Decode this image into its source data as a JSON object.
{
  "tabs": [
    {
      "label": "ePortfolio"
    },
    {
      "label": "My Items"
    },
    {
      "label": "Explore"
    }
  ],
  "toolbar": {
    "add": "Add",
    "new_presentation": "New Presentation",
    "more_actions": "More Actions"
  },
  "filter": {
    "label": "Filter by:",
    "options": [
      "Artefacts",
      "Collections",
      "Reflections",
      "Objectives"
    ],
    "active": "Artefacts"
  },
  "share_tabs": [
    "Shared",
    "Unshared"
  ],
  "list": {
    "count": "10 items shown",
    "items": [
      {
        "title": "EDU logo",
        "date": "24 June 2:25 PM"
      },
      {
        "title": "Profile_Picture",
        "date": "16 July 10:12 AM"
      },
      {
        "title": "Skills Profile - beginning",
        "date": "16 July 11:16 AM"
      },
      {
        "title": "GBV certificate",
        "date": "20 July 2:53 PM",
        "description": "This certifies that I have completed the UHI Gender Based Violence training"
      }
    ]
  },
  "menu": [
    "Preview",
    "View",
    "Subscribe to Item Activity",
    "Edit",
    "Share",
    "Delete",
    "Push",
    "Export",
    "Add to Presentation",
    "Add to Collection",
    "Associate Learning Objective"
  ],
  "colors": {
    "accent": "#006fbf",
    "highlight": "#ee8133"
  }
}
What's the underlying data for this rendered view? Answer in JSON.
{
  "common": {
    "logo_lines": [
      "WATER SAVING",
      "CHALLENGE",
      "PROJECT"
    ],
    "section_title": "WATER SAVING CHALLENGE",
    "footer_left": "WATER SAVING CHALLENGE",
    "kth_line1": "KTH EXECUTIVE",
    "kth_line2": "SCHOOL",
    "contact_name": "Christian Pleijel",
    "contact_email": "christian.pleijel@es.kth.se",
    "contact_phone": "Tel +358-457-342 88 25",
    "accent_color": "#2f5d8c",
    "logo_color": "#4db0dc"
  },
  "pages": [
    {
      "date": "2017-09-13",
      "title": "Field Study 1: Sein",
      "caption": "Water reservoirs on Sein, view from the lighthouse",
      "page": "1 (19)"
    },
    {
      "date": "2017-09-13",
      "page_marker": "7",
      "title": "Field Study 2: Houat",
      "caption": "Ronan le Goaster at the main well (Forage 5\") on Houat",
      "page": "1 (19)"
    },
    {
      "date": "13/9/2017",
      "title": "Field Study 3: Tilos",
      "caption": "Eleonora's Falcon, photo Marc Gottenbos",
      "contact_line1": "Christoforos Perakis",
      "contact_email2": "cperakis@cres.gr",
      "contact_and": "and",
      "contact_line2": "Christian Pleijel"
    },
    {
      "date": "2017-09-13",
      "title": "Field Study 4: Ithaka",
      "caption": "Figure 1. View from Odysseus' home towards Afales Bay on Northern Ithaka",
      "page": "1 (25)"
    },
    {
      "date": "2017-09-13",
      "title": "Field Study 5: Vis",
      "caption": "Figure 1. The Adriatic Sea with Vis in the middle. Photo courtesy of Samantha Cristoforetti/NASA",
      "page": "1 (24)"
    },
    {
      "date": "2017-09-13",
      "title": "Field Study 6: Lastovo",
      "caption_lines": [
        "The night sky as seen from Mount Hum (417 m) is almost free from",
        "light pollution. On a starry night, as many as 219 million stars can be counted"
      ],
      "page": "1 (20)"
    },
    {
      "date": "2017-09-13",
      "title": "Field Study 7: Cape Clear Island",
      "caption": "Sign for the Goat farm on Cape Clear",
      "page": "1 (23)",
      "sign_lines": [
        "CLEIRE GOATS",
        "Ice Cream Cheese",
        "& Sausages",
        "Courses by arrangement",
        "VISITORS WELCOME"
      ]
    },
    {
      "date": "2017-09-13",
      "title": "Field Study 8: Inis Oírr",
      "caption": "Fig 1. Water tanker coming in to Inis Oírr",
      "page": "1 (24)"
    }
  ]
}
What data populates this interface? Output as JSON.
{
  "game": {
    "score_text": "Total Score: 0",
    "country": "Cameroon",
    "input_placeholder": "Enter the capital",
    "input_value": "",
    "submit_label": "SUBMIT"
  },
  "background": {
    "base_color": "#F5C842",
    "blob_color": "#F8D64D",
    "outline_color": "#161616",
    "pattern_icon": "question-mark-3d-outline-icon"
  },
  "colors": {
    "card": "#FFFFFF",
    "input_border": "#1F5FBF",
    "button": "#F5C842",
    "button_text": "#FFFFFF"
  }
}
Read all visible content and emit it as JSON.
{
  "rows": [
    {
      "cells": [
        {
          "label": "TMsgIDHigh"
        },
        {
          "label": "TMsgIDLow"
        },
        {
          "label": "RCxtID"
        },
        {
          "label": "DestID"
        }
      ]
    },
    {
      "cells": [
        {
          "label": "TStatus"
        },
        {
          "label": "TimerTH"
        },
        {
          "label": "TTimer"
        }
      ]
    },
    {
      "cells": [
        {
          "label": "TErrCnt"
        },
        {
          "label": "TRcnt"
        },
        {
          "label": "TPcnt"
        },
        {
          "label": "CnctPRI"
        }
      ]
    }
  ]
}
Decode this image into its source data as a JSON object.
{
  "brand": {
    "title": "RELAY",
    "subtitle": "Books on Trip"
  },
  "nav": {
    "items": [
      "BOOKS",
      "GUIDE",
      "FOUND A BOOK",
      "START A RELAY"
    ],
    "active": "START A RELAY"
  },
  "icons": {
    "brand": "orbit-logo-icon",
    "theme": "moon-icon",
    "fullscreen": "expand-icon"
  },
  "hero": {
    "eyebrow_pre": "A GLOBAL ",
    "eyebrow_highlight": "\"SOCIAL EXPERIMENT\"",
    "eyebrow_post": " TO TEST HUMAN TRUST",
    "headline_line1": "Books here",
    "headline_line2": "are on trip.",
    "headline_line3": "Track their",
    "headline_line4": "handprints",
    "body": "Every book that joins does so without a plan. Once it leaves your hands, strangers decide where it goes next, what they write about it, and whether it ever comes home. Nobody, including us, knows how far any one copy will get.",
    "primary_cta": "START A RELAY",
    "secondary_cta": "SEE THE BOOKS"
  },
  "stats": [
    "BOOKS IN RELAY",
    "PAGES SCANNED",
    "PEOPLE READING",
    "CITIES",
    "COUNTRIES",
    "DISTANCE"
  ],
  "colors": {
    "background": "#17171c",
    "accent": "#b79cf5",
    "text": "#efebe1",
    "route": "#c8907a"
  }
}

# [TASK BRIEF]
Extract all of the data shown above and repeat it verbatim.

# [TASK SOLUTION]
Decode this image into its source data as a JSON object.
{
  "tabs": [
    {
      "label": "ePortfolio"
    },
    {
      "label": "My Items"
    },
    {
      "label": "Explore"
    }
  ],
  "toolbar": {
    "add": "Add",
    "new_presentation": "New Presentation",
    "more_actions": "More Actions"
  },
  "filter": {
    "label": "Filter by:",
    "options": [
      "Artefacts",
      "Collections",
      "Reflections",
      "Objectives"
    ],
    "active": "Artefacts"
  },
  "share_tabs": [
    "Shared",
    "Unshared"
  ],
  "list": {
    "count": "10 items shown",
    "items": [
      {
        "title": "EDU logo",
        "date": "24 June 2:25 PM"
      },
      {
        "title": "Profile_Picture",
        "date": "16 July 10:12 AM"
      },
      {
        "title": "Skills Profile - beginning",
        "date": "16 July 11:16 AM"
      },
      {
        "title": "GBV certificate",
        "date": "20 July 2:53 PM",
        "description": "This certifies that I have completed the UHI Gender Based Violence training"
      }
    ]
  },
  "menu": [
    "Preview",
    "View",
    "Subscribe to Item Activity",
    "Edit",
    "Share",
    "Delete",
    "Push",
    "Export",
    "Add to Presentation",
    "Add to Collection",
    "Associate Learning Objective"
  ],
  "colors": {
    "accent": "#006fbf",
    "highlight": "#ee8133"
  }
}
What's the underlying data for this rendered view? Answer in JSON.
{
  "common": {
    "logo_lines": [
      "WATER SAVING",
      "CHALLENGE",
      "PROJECT"
    ],
    "section_title": "WATER SAVING CHALLENGE",
    "footer_left": "WATER SAVING CHALLENGE",
    "kth_line1": "KTH EXECUTIVE",
    "kth_line2": "SCHOOL",
    "contact_name": "Christian Pleijel",
    "contact_email": "christian.pleijel@es.kth.se",
    "contact_phone": "Tel +358-457-342 88 25",
    "accent_color": "#2f5d8c",
    "logo_color": "#4db0dc"
  },
  "pages": [
    {
      "date": "2017-09-13",
      "title": "Field Study 1: Sein",
      "caption": "Water reservoirs on Sein, view from the lighthouse",
      "page": "1 (19)"
    },
    {
      "date": "2017-09-13",
      "page_marker": "7",
      "title": "Field Study 2: Houat",
      "caption": "Ronan le Goaster at the main well (Forage 5\") on Houat",
      "page": "1 (19)"
    },
    {
      "date": "13/9/2017",
      "title": "Field Study 3: Tilos",
      "caption": "Eleonora's Falcon, photo Marc Gottenbos",
      "contact_line1": "Christoforos Perakis",
      "contact_email2": "cperakis@cres.gr",
      "contact_and": "and",
      "contact_line2": "Christian Pleijel"
    },
    {
      "date": "2017-09-13",
      "title": "Field Study 4: Ithaka",
      "caption": "Figure 1. View from Odysseus' home towards Afales Bay on Northern Ithaka",
      "page": "1 (25)"
    },
    {
      "date": "2017-09-13",
      "title": "Field Study 5: Vis",
      "caption": "Figure 1. The Adriatic Sea with Vis in the middle. Photo courtesy of Samantha Cristoforetti/NASA",
      "page": "1 (24)"
    },
    {
      "date": "2017-09-13",
      "title": "Field Study 6: Lastovo",
      "caption_lines": [
        "The night sky as seen from Mount Hum (417 m) is almost free from",
        "light pollution. On a starry night, as many as 219 million stars can be counted"
      ],
      "page": "1 (20)"
    },
    {
      "date": "2017-09-13",
      "title": "Field Study 7: Cape Clear Island",
      "caption": "Sign for the Goat farm on Cape Clear",
      "page": "1 (23)",
      "sign_lines": [
        "CLEIRE GOATS",
        "Ice Cream Cheese",
        "& Sausages",
        "Courses by arrangement",
        "VISITORS WELCOME"
      ]
    },
    {
      "date": "2017-09-13",
      "title": "Field Study 8: Inis Oírr",
      "caption": "Fig 1. Water tanker coming in to Inis Oírr",
      "page": "1 (24)"
    }
  ]
}
What data populates this interface? Output as JSON.
{
  "game": {
    "score_text": "Total Score: 0",
    "country": "Cameroon",
    "input_placeholder": "Enter the capital",
    "input_value": "",
    "submit_label": "SUBMIT"
  },
  "background": {
    "base_color": "#F5C842",
    "blob_color": "#F8D64D",
    "outline_color": "#161616",
    "pattern_icon": "question-mark-3d-outline-icon"
  },
  "colors": {
    "card": "#FFFFFF",
    "input_border": "#1F5FBF",
    "button": "#F5C842",
    "button_text": "#FFFFFF"
  }
}
Read all visible content and emit it as JSON.
{
  "rows": [
    {
      "cells": [
        {
          "label": "TMsgIDHigh"
        },
        {
          "label": "TMsgIDLow"
        },
        {
          "label": "RCxtID"
        },
        {
          "label": "DestID"
        }
      ]
    },
    {
      "cells": [
        {
          "label": "TStatus"
        },
        {
          "label": "TimerTH"
        },
        {
          "label": "TTimer"
        }
      ]
    },
    {
      "cells": [
        {
          "label": "TErrCnt"
        },
        {
          "label": "TRcnt"
        },
        {
          "label": "TPcnt"
        },
        {
          "label": "CnctPRI"
        }
      ]
    }
  ]
}
Decode this image into its source data as a JSON object.
{
  "brand": {
    "title": "RELAY",
    "subtitle": "Books on Trip"
  },
  "nav": {
    "items": [
      "BOOKS",
      "GUIDE",
      "FOUND A BOOK",
      "START A RELAY"
    ],
    "active": "START A RELAY"
  },
  "icons": {
    "brand": "orbit-logo-icon",
    "theme": "moon-icon",
    "fullscreen": "expand-icon"
  },
  "hero": {
    "eyebrow_pre": "A GLOBAL ",
    "eyebrow_highlight": "\"SOCIAL EXPERIMENT\"",
    "eyebrow_post": " TO TEST HUMAN TRUST",
    "headline_line1": "Books here",
    "headline_line2": "are on trip.",
    "headline_line3": "Track their",
    "headline_line4": "handprints",
    "body": "Every book that joins does so without a plan. Once it leaves your hands, strangers decide where it goes next, what they write about it, and whether it ever comes home. Nobody, including us, knows how far any one copy will get.",
    "primary_cta": "START A RELAY",
    "secondary_cta": "SEE THE BOOKS"
  },
  "stats": [
    "BOOKS IN RELAY",
    "PAGES SCANNED",
    "PEOPLE READING",
    "CITIES",
    "COUNTRIES",
    "DISTANCE"
  ],
  "colors": {
    "background": "#17171c",
    "accent": "#b79cf5",
    "text": "#efebe1",
    "route": "#c8907a"
  }
}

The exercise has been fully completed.